* [Work to do]
Copy every line from the data below in which the string "Actual" can be found.

### Data to use ###

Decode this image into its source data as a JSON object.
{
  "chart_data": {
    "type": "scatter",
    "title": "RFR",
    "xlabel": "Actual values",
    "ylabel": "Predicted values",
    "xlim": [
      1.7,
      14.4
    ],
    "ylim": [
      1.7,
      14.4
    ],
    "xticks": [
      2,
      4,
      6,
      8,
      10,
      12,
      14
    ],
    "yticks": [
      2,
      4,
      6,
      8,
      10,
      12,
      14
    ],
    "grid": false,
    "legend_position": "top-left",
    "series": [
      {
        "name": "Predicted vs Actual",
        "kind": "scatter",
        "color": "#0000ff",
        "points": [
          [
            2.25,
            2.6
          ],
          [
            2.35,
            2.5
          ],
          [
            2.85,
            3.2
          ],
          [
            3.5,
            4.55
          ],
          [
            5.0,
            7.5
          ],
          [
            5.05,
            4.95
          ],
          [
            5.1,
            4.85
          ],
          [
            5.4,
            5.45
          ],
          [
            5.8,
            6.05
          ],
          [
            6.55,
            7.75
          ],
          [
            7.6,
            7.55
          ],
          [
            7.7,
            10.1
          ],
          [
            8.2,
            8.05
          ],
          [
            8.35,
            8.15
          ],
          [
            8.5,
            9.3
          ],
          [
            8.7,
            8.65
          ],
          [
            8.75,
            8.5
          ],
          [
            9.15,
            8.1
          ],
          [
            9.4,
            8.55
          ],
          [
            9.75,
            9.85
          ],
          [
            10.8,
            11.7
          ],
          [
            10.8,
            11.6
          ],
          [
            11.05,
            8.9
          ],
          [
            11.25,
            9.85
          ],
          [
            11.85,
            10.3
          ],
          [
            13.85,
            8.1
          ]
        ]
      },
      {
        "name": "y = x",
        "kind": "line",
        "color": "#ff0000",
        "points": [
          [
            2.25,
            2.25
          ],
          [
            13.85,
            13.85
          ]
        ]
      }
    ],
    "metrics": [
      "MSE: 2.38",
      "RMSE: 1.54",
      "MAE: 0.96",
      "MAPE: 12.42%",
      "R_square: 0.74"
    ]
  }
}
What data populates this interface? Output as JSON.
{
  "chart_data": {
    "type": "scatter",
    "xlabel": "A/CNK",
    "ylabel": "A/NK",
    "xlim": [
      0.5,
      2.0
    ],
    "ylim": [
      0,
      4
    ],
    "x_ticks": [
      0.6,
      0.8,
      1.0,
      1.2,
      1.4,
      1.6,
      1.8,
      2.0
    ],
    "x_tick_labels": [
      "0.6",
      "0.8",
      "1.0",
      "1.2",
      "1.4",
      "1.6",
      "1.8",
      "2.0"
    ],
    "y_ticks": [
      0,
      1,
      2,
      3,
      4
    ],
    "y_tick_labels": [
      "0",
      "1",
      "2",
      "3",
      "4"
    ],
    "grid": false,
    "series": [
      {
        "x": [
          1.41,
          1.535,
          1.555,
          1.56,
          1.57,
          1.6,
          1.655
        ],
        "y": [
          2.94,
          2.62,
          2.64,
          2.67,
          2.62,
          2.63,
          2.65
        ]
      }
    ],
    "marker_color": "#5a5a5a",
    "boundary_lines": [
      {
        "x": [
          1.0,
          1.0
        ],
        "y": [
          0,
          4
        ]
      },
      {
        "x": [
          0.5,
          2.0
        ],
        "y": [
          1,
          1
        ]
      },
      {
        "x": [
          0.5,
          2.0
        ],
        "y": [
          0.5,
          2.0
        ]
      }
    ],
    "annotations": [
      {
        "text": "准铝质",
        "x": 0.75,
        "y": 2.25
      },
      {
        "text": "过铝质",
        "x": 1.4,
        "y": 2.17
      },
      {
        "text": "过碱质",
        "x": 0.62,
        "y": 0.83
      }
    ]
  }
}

###

* [Result for this exercise]
    "xlabel": "Actual values",
        "name": "Predicted vs Actual",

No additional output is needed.